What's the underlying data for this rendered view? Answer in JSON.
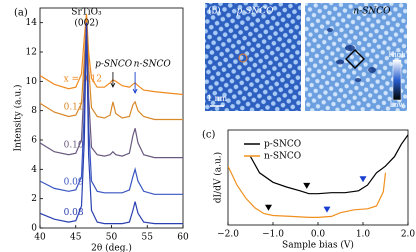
{
  "chart_data": [
    {
      "type": "line",
      "panel": "(a)",
      "xlabel": "2θ (deg.)",
      "ylabel": "Intensity (a.u.)",
      "xlim": [
        40,
        60
      ],
      "xticks": [
        40,
        45,
        50,
        55,
        60
      ],
      "ylim": [
        0,
        15
      ],
      "yticks": [
        0,
        2,
        4,
        6,
        8,
        10,
        12,
        14
      ],
      "annotations": [
        "SrTiO₃",
        "(002)",
        "p-SNCO",
        "n-SNCO"
      ],
      "x": [
        40,
        42,
        44,
        45,
        45.8,
        46.2,
        46.5,
        46.8,
        47.2,
        48,
        49,
        49.8,
        50.2,
        50.6,
        51.5,
        52.5,
        53,
        53.3,
        53.7,
        54.5,
        56,
        58,
        60
      ],
      "series": [
        {
          "name": "x = 0.12",
          "color": "#f08a20",
          "values": [
            10.4,
            9.8,
            9.5,
            9.6,
            10.5,
            13,
            14.6,
            12,
            10.2,
            9.6,
            9.6,
            9.9,
            10.1,
            10.0,
            9.7,
            9.6,
            9.8,
            9.9,
            9.7,
            9.4,
            9.3,
            9.2,
            9.1
          ]
        },
        {
          "name": "0.11",
          "color": "#d9882a",
          "values": [
            8.5,
            7.9,
            7.6,
            7.7,
            8.5,
            11.5,
            14,
            11,
            8.2,
            7.6,
            7.5,
            7.7,
            8.6,
            7.8,
            7.5,
            7.6,
            8.4,
            8.6,
            8.0,
            7.6,
            7.4,
            7.4,
            7.4
          ]
        },
        {
          "name": "0.10",
          "color": "#6a5a80",
          "values": [
            5.8,
            5.2,
            5.0,
            5.1,
            6,
            10,
            14,
            9,
            5.5,
            5.0,
            4.9,
            5.0,
            5.2,
            5.0,
            4.9,
            5.1,
            6.3,
            6.8,
            5.8,
            5.0,
            4.8,
            4.8,
            4.8
          ]
        },
        {
          "name": "0.09",
          "color": "#3a55c0",
          "values": [
            3.2,
            2.7,
            2.5,
            2.6,
            3.5,
            8,
            14,
            7,
            3.2,
            2.5,
            2.4,
            2.4,
            2.4,
            2.4,
            2.4,
            2.6,
            3.5,
            4.0,
            3.2,
            2.5,
            2.3,
            2.3,
            2.3
          ]
        },
        {
          "name": "0.08",
          "color": "#2a3fb0",
          "values": [
            1.0,
            0.6,
            0.4,
            0.5,
            1.5,
            6,
            14,
            5,
            1.2,
            0.4,
            0.3,
            0.3,
            0.3,
            0.3,
            0.3,
            0.4,
            1.2,
            1.8,
            1.0,
            0.4,
            0.3,
            0.3,
            0.3
          ]
        }
      ]
    },
    {
      "type": "line",
      "panel": "(c)",
      "xlabel": "Sample bias (V)",
      "ylabel": "dI/dV (a.u.)",
      "xlim": [
        -2,
        2
      ],
      "xticks": [
        {
          "value": -2,
          "label": "−2.0"
        },
        {
          "value": -1,
          "label": "−1.0"
        },
        {
          "value": 0,
          "label": "0.0"
        },
        {
          "value": 1,
          "label": "1.0"
        },
        {
          "value": 2,
          "label": "2.0"
        }
      ],
      "ylim": [
        0,
        1
      ],
      "series": [
        {
          "name": "p-SNCO",
          "color": "#000000",
          "x": [
            -1.5,
            -1.3,
            -1.0,
            -0.7,
            -0.4,
            -0.2,
            0,
            0.3,
            0.6,
            0.9,
            1.1,
            1.3,
            1.5,
            1.7,
            1.85,
            2.0
          ],
          "values": [
            0.72,
            0.55,
            0.45,
            0.4,
            0.36,
            0.33,
            0.33,
            0.34,
            0.34,
            0.36,
            0.42,
            0.55,
            0.62,
            0.72,
            0.85,
            0.95
          ]
        },
        {
          "name": "n-SNCO",
          "color": "#f0901e",
          "x": [
            -2,
            -1.8,
            -1.6,
            -1.4,
            -1.2,
            -1.0,
            -0.6,
            -0.2,
            0,
            0.3,
            0.5,
            0.8,
            1.1,
            1.3,
            1.45,
            1.5
          ],
          "values": [
            0.62,
            0.42,
            0.28,
            0.18,
            0.12,
            0.1,
            0.09,
            0.08,
            0.08,
            0.09,
            0.13,
            0.16,
            0.17,
            0.2,
            0.35,
            0.55
          ]
        }
      ],
      "markers": [
        {
          "x": -1.1,
          "y": 0.15,
          "color": "#000000"
        },
        {
          "x": 0.2,
          "y": 0.13,
          "color": "#1a3fd0"
        },
        {
          "x": -0.25,
          "y": 0.38,
          "color": "#000000"
        },
        {
          "x": 1.0,
          "y": 0.45,
          "color": "#1a3fd0"
        }
      ]
    }
  ],
  "image_panel": {
    "label": "(b)",
    "left_title": "p-SNCO",
    "right_title": "n-SNCO",
    "scale_bar": "1 nm",
    "colorbar_high": "High",
    "colorbar_low": "Low"
  }
}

▸ GIVEN REQUEST:
Leaving aside the images, write out the entries above word for word.

▸ RESPONSE:
What's the underlying data for this rendered view? Answer in JSON.
{
  "chart_data": [
    {
      "type": "line",
      "panel": "(a)",
      "xlabel": "2θ (deg.)",
      "ylabel": "Intensity (a.u.)",
      "xlim": [
        40,
        60
      ],
      "xticks": [
        40,
        45,
        50,
        55,
        60
      ],
      "ylim": [
        0,
        15
      ],
      "yticks": [
        0,
        2,
        4,
        6,
        8,
        10,
        12,
        14
      ],
      "annotations": [
        "SrTiO₃",
        "(002)",
        "p-SNCO",
        "n-SNCO"
      ],
      "x": [
        40,
        42,
        44,
        45,
        45.8,
        46.2,
        46.5,
        46.8,
        47.2,
        48,
        49,
        49.8,
        50.2,
        50.6,
        51.5,
        52.5,
        53,
        53.3,
        53.7,
        54.5,
        56,
        58,
        60
      ],
      "series": [
        {
          "name": "x = 0.12",
          "color": "#f08a20",
          "values": [
            10.4,
            9.8,
            9.5,
            9.6,
            10.5,
            13,
            14.6,
            12,
            10.2,
            9.6,
            9.6,
            9.9,
            10.1,
            10.0,
            9.7,
            9.6,
            9.8,
            9.9,
            9.7,
            9.4,
            9.3,
            9.2,
            9.1
          ]
        },
        {
          "name": "0.11",
          "color": "#d9882a",
          "values": [
            8.5,
            7.9,
            7.6,
            7.7,
            8.5,
            11.5,
            14,
            11,
            8.2,
            7.6,
            7.5,
            7.7,
            8.6,
            7.8,
            7.5,
            7.6,
            8.4,
            8.6,
            8.0,
            7.6,
            7.4,
            7.4,
            7.4
          ]
        },
        {
          "name": "0.10",
          "color": "#6a5a80",
          "values": [
            5.8,
            5.2,
            5.0,
            5.1,
            6,
            10,
            14,
            9,
            5.5,
            5.0,
            4.9,
            5.0,
            5.2,
            5.0,
            4.9,
            5.1,
            6.3,
            6.8,
            5.8,
            5.0,
            4.8,
            4.8,
            4.8
          ]
        },
        {
          "name": "0.09",
          "color": "#3a55c0",
          "values": [
            3.2,
            2.7,
            2.5,
            2.6,
            3.5,
            8,
            14,
            7,
            3.2,
            2.5,
            2.4,
            2.4,
            2.4,
            2.4,
            2.4,
            2.6,
            3.5,
            4.0,
            3.2,
            2.5,
            2.3,
            2.3,
            2.3
          ]
        },
        {
          "name": "0.08",
          "color": "#2a3fb0",
          "values": [
            1.0,
            0.6,
            0.4,
            0.5,
            1.5,
            6,
            14,
            5,
            1.2,
            0.4,
            0.3,
            0.3,
            0.3,
            0.3,
            0.3,
            0.4,
            1.2,
            1.8,
            1.0,
            0.4,
            0.3,
            0.3,
            0.3
          ]
        }
      ]
    },
    {
      "type": "line",
      "panel": "(c)",
      "xlabel": "Sample bias (V)",
      "ylabel": "dI/dV (a.u.)",
      "xlim": [
        -2,
        2
      ],
      "xticks": [
        {
          "value": -2,
          "label": "−2.0"
        },
        {
          "value": -1,
          "label": "−1.0"
        },
        {
          "value": 0,
          "label": "0.0"
        },
        {
          "value": 1,
          "label": "1.0"
        },
        {
          "value": 2,
          "label": "2.0"
        }
      ],
      "ylim": [
        0,
        1
      ],
      "series": [
        {
          "name": "p-SNCO",
          "color": "#000000",
          "x": [
            -1.5,
            -1.3,
            -1.0,
            -0.7,
            -0.4,
            -0.2,
            0,
            0.3,
            0.6,
            0.9,
            1.1,
            1.3,
            1.5,
            1.7,
            1.85,
            2.0
          ],
          "values": [
            0.72,
            0.55,
            0.45,
            0.4,
            0.36,
            0.33,
            0.33,
            0.34,
            0.34,
            0.36,
            0.42,
            0.55,
            0.62,
            0.72,
            0.85,
            0.95
          ]
        },
        {
          "name": "n-SNCO",
          "color": "#f0901e",
          "x": [
            -2,
            -1.8,
            -1.6,
            -1.4,
            -1.2,
            -1.0,
            -0.6,
            -0.2,
            0,
            0.3,
            0.5,
            0.8,
            1.1,
            1.3,
            1.45,
            1.5
          ],
          "values": [
            0.62,
            0.42,
            0.28,
            0.18,
            0.12,
            0.1,
            0.09,
            0.08,
            0.08,
            0.09,
            0.13,
            0.16,
            0.17,
            0.2,
            0.35,
            0.55
          ]
        }
      ],
      "markers": [
        {
          "x": -1.1,
          "y": 0.15,
          "color": "#000000"
        },
        {
          "x": 0.2,
          "y": 0.13,
          "color": "#1a3fd0"
        },
        {
          "x": -0.25,
          "y": 0.38,
          "color": "#000000"
        },
        {
          "x": 1.0,
          "y": 0.45,
          "color": "#1a3fd0"
        }
      ]
    }
  ],
  "image_panel": {
    "label": "(b)",
    "left_title": "p-SNCO",
    "right_title": "n-SNCO",
    "scale_bar": "1 nm",
    "colorbar_high": "High",
    "colorbar_low": "Low"
  }
}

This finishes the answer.